> **WRITTEN INSTRUCTION**: Leave out the pictures and repeat the data exactly.

Extracted records

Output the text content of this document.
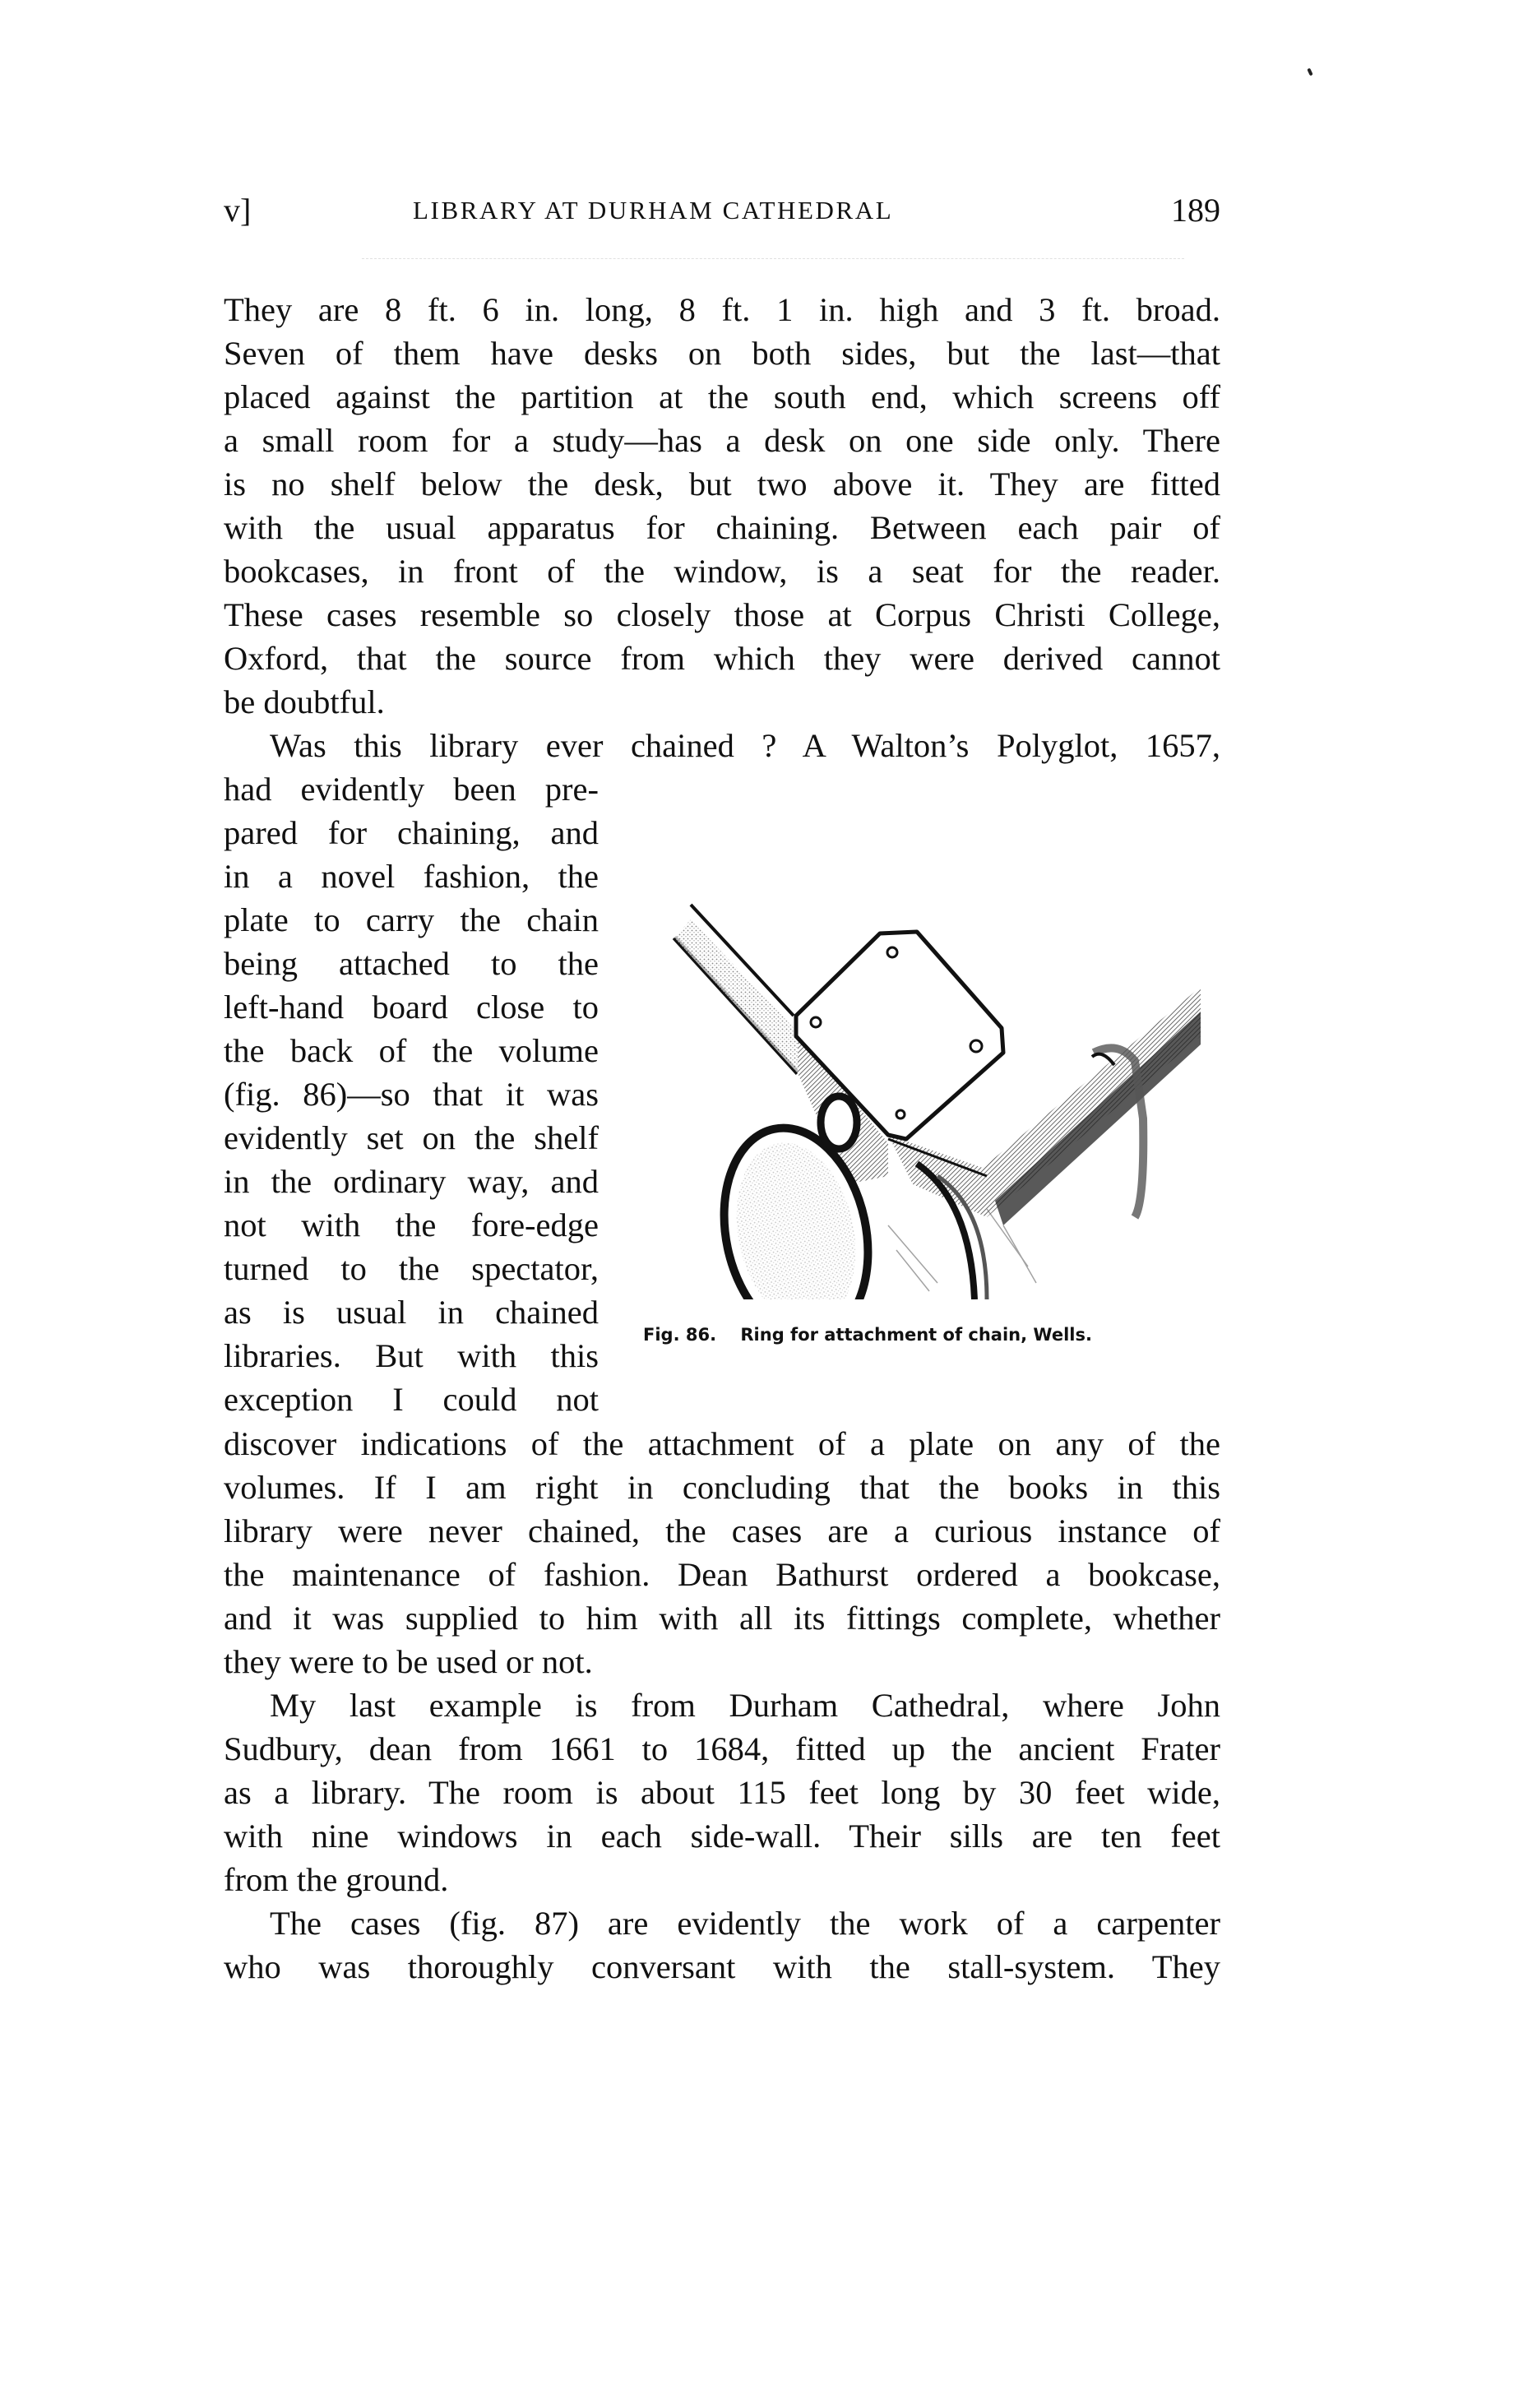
v]	LIBRARY AT DURHAM CATHEDRAL	189
They are 8 ft. 6 in. long, 8 ft. 1 in. high and 3 ft. broad.
Seven of them have desks on both sides, but the last—that
placed against the partition at the south end, which screens off
a small room for a study—has a desk on one side only. There
is no shelf below the desk, but two above it. They are fitted
with the usual apparatus for chaining. Between each pair of
bookcases, in front of the window, is a seat for the reader.
These cases resemble so closely those at Corpus Christi College,
Oxford, that the source from which they were derived cannot
be doubtful.
Was this library ever chained ? A Walton’s Polyglot, 1657,
had evidently been pre-
pared for chaining, and
in a novel fashion, the
plate to carry the chain
being attached to the
left-hand board close to
the back of the volume
(fig. 86)—so that it was
evidently set on the shelf
in the ordinary way, and
not with the fore-edge
turned to the spectator,
as is usual in chained
libraries. But with this
exception I could not
Fig. 86. Ring for attachment of chain, Wells.
discover indications of the attachment of a plate on any of the
volumes. If I am right in concluding that the books in this
library were never chained, the cases are a curious instance of
the maintenance of fashion. Dean Bathurst ordered a bookcase,
and it was supplied to him with all its fittings complete, whether
they were to be used or not.
My last example is from Durham Cathedral, where John
Sudbury, dean from 1661 to 1684, fitted up the ancient Frater
as a library. The room is about 115 feet long by 30 feet wide,
with nine windows in each side-wall. Their sills are ten feet
from the ground.
The cases (fig. 87) are evidently the work of a carpenter
who was thoroughly conversant with the stall-system. They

> **RESPONSE**:
Output the text content of this document.
v]	LIBRARY AT DURHAM CATHEDRAL	189
They are 8 ft. 6 in. long, 8 ft. 1 in. high and 3 ft. broad.
Seven of them have desks on both sides, but the last—that
placed against the partition at the south end, which screens off
a small room for a study—has a desk on one side only. There
is no shelf below the desk, but two above it. They are fitted
with the usual apparatus for chaining. Between each pair of
bookcases, in front of the window, is a seat for the reader.
These cases resemble so closely those at Corpus Christi College,
Oxford, that the source from which they were derived cannot
be doubtful.
Was this library ever chained ? A Walton’s Polyglot, 1657,
had evidently been pre-
pared for chaining, and
in a novel fashion, the
plate to carry the chain
being attached to the
left-hand board close to
the back of the volume
(fig. 86)—so that it was
evidently set on the shelf
in the ordinary way, and
not with the fore-edge
turned to the spectator,
as is usual in chained
libraries. But with this
exception I could not
Fig. 86. Ring for attachment of chain, Wells.
discover indications of the attachment of a plate on any of the
volumes. If I am right in concluding that the books in this
library were never chained, the cases are a curious instance of
the maintenance of fashion. Dean Bathurst ordered a bookcase,
and it was supplied to him with all its fittings complete, whether
they were to be used or not.
My last example is from Durham Cathedral, where John
Sudbury, dean from 1661 to 1684, fitted up the ancient Frater
as a library. The room is about 115 feet long by 30 feet wide,
with nine windows in each side-wall. Their sills are ten feet
from the ground.
The cases (fig. 87) are evidently the work of a carpenter
who was thoroughly conversant with the stall-system. They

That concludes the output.